= Written exercise =
Update the entries below by replacing "Ballistic Data" with "Measured Data" wherever it occurs, and keep every other line unchanged.

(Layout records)
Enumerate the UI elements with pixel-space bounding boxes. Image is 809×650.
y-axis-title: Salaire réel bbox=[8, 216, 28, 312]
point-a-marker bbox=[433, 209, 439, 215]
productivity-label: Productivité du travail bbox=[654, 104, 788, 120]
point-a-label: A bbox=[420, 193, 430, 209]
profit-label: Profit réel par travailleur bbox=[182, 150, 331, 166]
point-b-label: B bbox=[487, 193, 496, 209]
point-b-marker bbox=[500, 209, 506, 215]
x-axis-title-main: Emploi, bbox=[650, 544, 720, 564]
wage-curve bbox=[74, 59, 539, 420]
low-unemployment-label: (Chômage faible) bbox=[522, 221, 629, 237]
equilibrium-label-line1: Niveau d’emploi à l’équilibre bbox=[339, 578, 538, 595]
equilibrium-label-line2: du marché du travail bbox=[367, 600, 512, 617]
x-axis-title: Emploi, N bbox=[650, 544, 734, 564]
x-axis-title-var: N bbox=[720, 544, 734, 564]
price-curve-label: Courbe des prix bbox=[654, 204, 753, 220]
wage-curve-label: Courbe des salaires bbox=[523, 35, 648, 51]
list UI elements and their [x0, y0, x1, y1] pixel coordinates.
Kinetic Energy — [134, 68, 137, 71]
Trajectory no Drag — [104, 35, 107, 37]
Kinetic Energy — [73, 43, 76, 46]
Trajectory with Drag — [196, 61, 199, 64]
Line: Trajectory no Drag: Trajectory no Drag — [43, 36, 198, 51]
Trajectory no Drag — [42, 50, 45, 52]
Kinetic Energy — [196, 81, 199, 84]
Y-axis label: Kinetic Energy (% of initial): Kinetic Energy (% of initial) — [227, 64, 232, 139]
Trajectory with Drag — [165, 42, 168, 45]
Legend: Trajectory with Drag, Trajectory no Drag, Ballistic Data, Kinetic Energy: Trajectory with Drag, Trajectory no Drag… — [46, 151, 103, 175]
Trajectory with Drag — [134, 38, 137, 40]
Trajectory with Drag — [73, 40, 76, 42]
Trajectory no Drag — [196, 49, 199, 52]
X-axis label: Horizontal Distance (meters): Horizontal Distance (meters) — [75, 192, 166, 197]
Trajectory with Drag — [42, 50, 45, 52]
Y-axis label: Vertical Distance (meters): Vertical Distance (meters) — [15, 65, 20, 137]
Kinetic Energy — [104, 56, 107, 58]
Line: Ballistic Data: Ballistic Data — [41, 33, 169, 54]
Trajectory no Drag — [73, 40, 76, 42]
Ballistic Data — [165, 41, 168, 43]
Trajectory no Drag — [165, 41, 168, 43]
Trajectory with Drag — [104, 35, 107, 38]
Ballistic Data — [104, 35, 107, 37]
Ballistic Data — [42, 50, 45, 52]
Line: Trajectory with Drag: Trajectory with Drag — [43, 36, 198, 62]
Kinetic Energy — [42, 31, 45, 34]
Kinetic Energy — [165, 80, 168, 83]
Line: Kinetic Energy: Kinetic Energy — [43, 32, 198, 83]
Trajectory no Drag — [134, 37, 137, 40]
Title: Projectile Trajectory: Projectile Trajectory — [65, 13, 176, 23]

= Task response =
Enumerate the UI elements with pixel-space bounding boxes. Image is 809×650.
y-axis-title: Salaire réel bbox=[8, 216, 28, 312]
point-a-marker bbox=[433, 209, 439, 215]
productivity-label: Productivité du travail bbox=[654, 104, 788, 120]
point-a-label: A bbox=[420, 193, 430, 209]
profit-label: Profit réel par travailleur bbox=[182, 150, 331, 166]
point-b-label: B bbox=[487, 193, 496, 209]
point-b-marker bbox=[500, 209, 506, 215]
x-axis-title-main: Emploi, bbox=[650, 544, 720, 564]
wage-curve bbox=[74, 59, 539, 420]
low-unemployment-label: (Chômage faible) bbox=[522, 221, 629, 237]
equilibrium-label-line1: Niveau d’emploi à l’équilibre bbox=[339, 578, 538, 595]
equilibrium-label-line2: du marché du travail bbox=[367, 600, 512, 617]
x-axis-title: Emploi, N bbox=[650, 544, 734, 564]
x-axis-title-var: N bbox=[720, 544, 734, 564]
price-curve-label: Courbe des prix bbox=[654, 204, 753, 220]
wage-curve-label: Courbe des salaires bbox=[523, 35, 648, 51]
list UI elements and their [x0, y0, x1, y1] pixel coordinates.
Kinetic Energy — [134, 68, 137, 71]
Trajectory no Drag — [104, 35, 107, 37]
Kinetic Energy — [73, 43, 76, 46]
Trajectory with Drag — [196, 61, 199, 64]
Line: Trajectory no Drag: Trajectory no Drag — [43, 36, 198, 51]
Trajectory no Drag — [42, 50, 45, 52]
Kinetic Energy — [196, 81, 199, 84]
Y-axis label: Kinetic Energy (% of initial): Kinetic Energy (% of initial) — [227, 64, 232, 139]
Trajectory with Drag — [165, 42, 168, 45]
Legend: Trajectory with Drag, Trajectory no Drag, Measured Data, Kinetic Energy: Trajectory with Drag, Trajectory no Drag… — [46, 151, 103, 175]
Trajectory with Drag — [134, 38, 137, 40]
Trajectory with Drag — [73, 40, 76, 42]
Trajectory no Drag — [196, 49, 199, 52]
X-axis label: Horizontal Distance (meters): Horizontal Distance (meters) — [75, 192, 166, 197]
Trajectory with Drag — [42, 50, 45, 52]
Y-axis label: Vertical Distance (meters): Vertical Distance (meters) — [15, 65, 20, 137]
Kinetic Energy — [104, 56, 107, 58]
Line: Measured Data: Measured Data — [41, 33, 169, 54]
Trajectory no Drag — [73, 40, 76, 42]
Measured Data — [165, 41, 168, 43]
Trajectory no Drag — [165, 41, 168, 43]
Trajectory with Drag — [104, 35, 107, 38]
Measured Data — [104, 35, 107, 37]
Measured Data — [42, 50, 45, 52]
Line: Trajectory with Drag: Trajectory with Drag — [43, 36, 198, 62]
Kinetic Energy — [42, 31, 45, 34]
Kinetic Energy — [165, 80, 168, 83]
Line: Kinetic Energy: Kinetic Energy — [43, 32, 198, 83]
Trajectory no Drag — [134, 37, 137, 40]
Title: Projectile Trajectory: Projectile Trajectory — [65, 13, 176, 23]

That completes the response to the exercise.